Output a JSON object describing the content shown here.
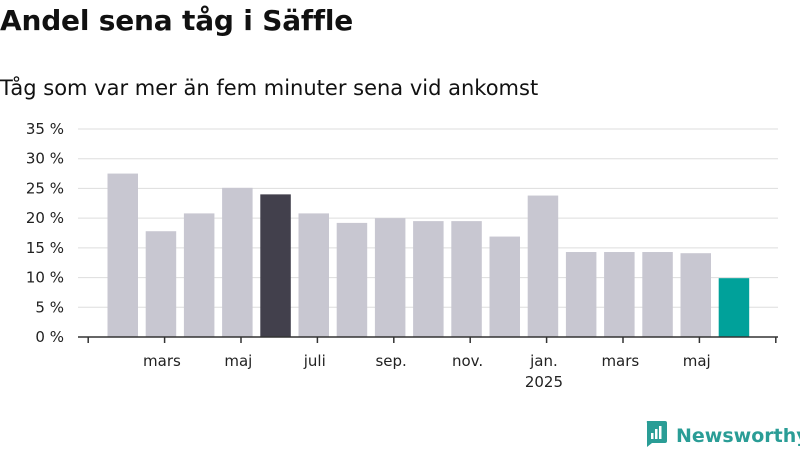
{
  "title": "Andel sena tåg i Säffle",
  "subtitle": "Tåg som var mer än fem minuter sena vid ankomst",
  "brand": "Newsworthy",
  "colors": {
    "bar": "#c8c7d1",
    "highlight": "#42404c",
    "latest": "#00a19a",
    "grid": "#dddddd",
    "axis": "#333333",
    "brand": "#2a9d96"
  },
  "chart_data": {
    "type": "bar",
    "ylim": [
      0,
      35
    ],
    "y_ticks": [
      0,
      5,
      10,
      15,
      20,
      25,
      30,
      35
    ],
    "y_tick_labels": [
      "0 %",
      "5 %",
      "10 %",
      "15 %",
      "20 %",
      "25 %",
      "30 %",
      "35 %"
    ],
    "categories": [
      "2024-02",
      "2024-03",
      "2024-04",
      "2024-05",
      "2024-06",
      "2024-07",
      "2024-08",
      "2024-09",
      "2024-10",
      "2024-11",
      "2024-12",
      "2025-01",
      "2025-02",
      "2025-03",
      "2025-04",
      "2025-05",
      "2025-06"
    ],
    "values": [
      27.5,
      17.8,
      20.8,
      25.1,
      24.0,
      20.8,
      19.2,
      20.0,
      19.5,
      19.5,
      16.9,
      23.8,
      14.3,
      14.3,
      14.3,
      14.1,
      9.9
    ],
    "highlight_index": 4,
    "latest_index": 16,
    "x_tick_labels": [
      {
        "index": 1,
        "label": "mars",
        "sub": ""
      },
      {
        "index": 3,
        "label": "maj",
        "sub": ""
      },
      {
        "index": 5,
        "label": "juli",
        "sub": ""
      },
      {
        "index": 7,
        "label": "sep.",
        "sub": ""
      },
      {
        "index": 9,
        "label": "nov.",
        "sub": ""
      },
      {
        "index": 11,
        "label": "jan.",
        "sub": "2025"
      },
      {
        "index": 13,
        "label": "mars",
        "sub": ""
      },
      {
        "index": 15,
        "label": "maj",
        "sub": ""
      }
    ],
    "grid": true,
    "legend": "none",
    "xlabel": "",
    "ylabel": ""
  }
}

::::::::::

§ **Instructions to follow**
Search the data above for the string "sena" and return every line that has it.

§ **Output of the task**
  "title": "Andel sena tåg i Säffle",
  "subtitle": "Tåg som var mer än fem minuter sena vid ankomst",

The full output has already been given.